### What the exercise asks
Copy all lines of the listing that include the string "manual".

- - -

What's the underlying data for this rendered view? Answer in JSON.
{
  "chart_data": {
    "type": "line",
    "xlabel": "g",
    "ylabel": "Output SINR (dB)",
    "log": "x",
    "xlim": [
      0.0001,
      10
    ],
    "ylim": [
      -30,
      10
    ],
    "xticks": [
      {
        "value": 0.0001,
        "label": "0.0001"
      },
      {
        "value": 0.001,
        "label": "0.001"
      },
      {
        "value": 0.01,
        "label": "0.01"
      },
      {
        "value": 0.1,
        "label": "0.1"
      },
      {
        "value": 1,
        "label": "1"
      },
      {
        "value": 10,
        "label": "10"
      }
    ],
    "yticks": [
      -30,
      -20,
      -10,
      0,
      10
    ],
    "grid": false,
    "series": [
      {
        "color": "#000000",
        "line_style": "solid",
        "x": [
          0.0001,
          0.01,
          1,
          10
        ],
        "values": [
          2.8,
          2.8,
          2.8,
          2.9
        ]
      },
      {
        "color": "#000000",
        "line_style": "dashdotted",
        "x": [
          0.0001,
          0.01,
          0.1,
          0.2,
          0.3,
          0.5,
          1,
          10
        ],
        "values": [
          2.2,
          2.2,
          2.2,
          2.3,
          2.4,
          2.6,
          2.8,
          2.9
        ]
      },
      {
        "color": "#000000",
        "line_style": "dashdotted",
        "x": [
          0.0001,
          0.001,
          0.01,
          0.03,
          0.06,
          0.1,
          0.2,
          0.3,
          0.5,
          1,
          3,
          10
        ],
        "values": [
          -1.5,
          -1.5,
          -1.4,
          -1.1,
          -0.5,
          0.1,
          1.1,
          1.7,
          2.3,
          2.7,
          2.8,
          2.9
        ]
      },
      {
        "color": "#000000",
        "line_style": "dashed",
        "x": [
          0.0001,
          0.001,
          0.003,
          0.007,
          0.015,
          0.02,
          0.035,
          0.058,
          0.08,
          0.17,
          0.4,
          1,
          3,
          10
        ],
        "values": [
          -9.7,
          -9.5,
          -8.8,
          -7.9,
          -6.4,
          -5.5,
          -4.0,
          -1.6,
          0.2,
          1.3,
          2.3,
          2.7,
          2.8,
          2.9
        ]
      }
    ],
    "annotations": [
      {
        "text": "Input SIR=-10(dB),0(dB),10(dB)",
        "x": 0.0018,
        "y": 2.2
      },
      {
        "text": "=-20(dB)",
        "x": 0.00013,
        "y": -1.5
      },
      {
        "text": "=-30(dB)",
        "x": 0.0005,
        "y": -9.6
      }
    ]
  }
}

- - -

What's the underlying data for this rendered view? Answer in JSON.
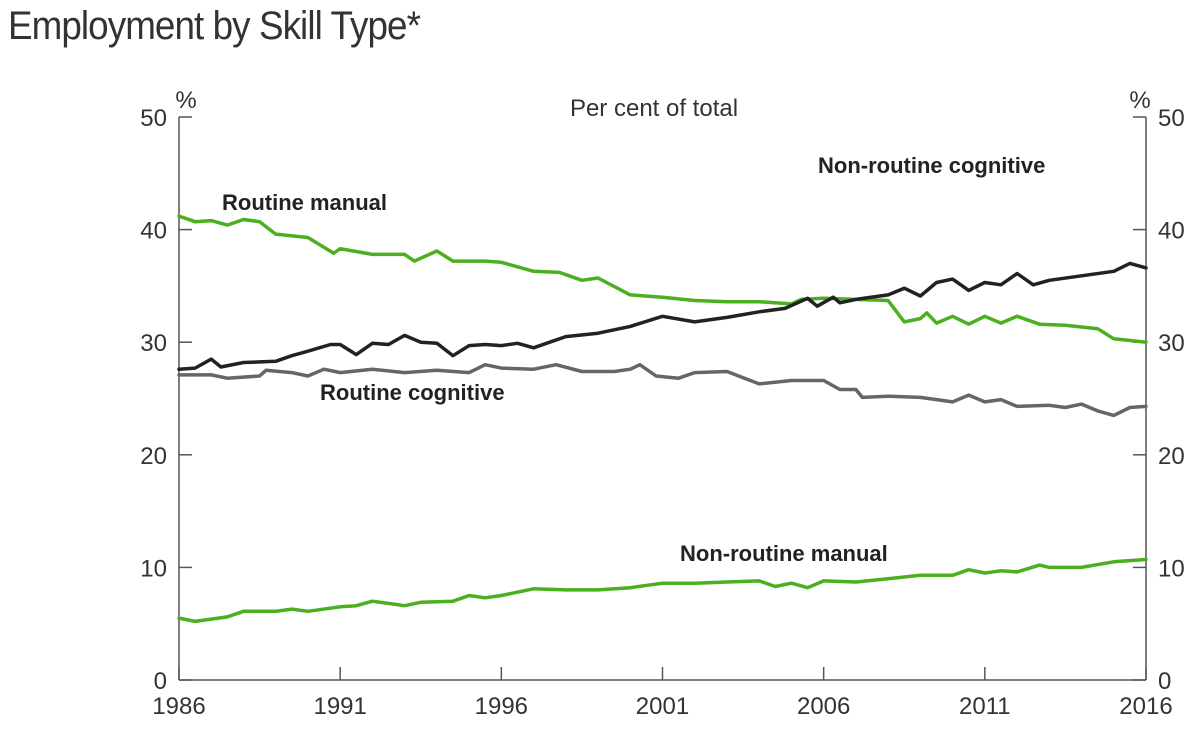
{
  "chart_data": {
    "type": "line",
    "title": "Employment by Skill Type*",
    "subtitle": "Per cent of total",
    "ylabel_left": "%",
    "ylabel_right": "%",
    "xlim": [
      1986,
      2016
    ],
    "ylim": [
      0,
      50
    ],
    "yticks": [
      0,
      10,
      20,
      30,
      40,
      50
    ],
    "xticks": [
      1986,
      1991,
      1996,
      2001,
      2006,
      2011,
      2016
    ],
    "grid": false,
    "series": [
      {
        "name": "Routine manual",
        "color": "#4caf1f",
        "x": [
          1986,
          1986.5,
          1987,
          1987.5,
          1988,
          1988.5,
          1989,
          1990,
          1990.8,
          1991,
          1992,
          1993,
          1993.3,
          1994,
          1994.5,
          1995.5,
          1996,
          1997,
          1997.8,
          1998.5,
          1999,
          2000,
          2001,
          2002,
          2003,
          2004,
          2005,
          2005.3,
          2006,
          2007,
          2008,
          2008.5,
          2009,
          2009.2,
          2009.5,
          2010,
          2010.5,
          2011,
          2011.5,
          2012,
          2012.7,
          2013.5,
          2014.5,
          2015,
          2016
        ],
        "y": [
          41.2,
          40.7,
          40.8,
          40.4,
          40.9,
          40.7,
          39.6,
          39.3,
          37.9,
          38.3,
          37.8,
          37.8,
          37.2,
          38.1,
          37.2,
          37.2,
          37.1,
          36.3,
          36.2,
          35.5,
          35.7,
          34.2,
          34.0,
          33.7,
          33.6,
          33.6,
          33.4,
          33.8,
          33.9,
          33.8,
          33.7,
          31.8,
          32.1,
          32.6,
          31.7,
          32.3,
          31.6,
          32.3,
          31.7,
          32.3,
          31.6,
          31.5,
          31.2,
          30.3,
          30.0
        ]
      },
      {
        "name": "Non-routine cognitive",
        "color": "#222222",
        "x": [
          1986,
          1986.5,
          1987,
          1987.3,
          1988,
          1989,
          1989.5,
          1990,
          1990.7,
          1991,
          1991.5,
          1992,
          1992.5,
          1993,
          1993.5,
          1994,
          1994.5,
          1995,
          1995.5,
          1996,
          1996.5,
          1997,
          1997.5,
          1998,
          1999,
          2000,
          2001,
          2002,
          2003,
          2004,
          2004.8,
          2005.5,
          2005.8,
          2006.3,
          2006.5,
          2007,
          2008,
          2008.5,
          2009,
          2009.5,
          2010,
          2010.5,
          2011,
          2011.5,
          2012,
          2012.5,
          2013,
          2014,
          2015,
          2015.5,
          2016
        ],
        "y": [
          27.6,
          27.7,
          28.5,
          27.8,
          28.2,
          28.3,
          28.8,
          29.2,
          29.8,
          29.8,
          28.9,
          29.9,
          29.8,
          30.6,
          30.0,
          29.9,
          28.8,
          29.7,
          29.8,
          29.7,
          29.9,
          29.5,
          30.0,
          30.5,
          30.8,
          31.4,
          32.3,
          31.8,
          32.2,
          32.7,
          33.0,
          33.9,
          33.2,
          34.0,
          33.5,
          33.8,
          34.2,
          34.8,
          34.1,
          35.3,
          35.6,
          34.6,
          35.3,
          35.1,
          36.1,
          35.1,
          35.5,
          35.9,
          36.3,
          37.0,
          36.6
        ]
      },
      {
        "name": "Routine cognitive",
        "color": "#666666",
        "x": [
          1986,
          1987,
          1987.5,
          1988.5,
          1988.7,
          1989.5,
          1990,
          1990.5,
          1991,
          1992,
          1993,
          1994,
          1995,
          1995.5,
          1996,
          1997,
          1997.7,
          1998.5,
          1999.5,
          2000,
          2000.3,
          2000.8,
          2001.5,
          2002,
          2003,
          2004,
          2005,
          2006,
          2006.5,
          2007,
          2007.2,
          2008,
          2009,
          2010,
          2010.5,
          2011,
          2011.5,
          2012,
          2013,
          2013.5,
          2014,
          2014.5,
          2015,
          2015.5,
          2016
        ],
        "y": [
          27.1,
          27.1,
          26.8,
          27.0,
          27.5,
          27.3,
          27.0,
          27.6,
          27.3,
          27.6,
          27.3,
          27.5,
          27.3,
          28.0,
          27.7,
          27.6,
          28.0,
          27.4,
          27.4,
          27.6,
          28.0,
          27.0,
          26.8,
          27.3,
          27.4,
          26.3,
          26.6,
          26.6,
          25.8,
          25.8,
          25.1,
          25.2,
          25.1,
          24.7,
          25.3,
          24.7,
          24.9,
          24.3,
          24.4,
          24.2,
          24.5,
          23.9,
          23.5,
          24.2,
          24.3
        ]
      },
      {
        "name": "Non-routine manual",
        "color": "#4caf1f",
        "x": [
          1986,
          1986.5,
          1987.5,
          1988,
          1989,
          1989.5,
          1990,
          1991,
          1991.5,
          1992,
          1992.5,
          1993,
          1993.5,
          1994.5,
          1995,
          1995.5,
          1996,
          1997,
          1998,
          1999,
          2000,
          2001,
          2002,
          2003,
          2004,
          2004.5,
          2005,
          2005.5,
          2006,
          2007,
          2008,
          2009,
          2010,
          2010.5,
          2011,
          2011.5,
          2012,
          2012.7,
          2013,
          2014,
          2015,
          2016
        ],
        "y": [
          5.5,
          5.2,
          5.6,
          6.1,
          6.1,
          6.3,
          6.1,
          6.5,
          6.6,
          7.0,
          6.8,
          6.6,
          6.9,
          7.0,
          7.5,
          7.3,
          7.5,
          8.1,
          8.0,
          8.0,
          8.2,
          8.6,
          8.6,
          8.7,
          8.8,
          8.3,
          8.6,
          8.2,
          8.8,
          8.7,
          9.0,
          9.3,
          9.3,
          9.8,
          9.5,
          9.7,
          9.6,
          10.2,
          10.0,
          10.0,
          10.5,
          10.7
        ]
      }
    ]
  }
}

- - -

### Solution for this exercise
        "name": "Routine manual",
        "name": "Non-routine manual",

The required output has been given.